#### Passage:
The Whitehaven Coal Ltd (ASX: WHC) share price lifted today, stepping into the green from the market open.
While there is no market-sensitive information today, roaring thermal coal prices continue to push ASX coal shares higher.
Let's investigate further.
Thermal coal prices are having a party
A raft of tailwinds has pushed coal prices higher this year, partially from COVID-19, resulting in an unbalanced demand-supply calculus.
As such, ASX coal companies look well positioned to capitalise on these market crosscurrents for the time being.
For instance, Commonwealth Bank analyst Vivek Dhar notes that shortages in China compounded by the trade wars between Australia and China earlier this year are two major catalysts for current prices.
In addition, Chinese demand for thermal coal over summer saw strengths due to a "severe drought" earlier in the year, "increasing its (China's) reliance on coal-fired power plants," reported The Australian today.
Furthermore, demand in Europe and the United States "soared over the last month" as trends normalise from the pandemic-induced lockdowns.
But – when will the hangover start?
However, the consensus is that the sustained dislocation between share and commodity prices for resources shares is "unlikely to remain".

(Document layout detection data)
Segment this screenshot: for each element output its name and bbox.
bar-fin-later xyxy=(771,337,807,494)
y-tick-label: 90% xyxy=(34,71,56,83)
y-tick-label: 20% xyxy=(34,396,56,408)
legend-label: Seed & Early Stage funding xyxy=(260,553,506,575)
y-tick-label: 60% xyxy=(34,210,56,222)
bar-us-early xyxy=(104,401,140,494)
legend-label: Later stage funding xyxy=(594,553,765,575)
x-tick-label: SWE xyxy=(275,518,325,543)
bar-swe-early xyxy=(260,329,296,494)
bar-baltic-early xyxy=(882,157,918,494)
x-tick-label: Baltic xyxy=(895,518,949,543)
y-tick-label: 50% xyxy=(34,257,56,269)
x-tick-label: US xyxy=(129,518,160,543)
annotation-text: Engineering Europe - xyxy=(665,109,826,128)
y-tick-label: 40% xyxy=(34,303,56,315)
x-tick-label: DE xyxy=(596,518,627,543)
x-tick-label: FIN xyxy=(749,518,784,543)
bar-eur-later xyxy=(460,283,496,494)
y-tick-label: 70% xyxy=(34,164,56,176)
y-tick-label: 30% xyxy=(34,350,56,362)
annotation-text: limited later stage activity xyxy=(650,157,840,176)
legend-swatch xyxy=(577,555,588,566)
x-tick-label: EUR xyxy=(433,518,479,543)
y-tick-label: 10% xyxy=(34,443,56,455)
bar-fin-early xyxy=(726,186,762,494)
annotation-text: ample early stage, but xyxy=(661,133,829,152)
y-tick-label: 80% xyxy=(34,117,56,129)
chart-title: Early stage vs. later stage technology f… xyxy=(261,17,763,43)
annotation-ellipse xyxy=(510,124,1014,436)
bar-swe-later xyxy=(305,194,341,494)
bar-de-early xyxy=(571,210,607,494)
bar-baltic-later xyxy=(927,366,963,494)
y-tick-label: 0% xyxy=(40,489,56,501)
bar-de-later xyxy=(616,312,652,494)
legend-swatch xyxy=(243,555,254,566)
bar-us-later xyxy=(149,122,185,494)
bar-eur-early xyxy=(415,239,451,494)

#### Complete the following:
1. In the article about the Whitehaven Coal share price, which Commonwealth Bank analyst is cited on the causes of current coal prices?
2. Carry on the article about the Whitehaven Coal share price and thermal coal prices from its final sentence.
The records were taken from a separate source.

#### Answers per task:
1. Vivek Dhar

2.
For instance, ratings agency Fitch anticipates the market to reach its top by the end of the year. Fitch believes "a normalisation of currently strong Chinese demand," amid other factors, will lead to a correction in coal prices.
CBA holds the same posture, viewing that China's import volumes "are likely to ease after the summer ends… and reserves are added to avoid power shortages."
Whitehaven shares are now exchanging hands at $2.37 – a 3% jump into the green from yesterday's close.
Whitehaven Coal share price snapshot
The Whitehaven Coal share price has posted a year-to-date return of 44%, extending the previous 12 month's climb of 73%.
Both of these gains have outpaced the S&P/ASX 200 Index (ASX: XJO) jump of around 25% over the past year.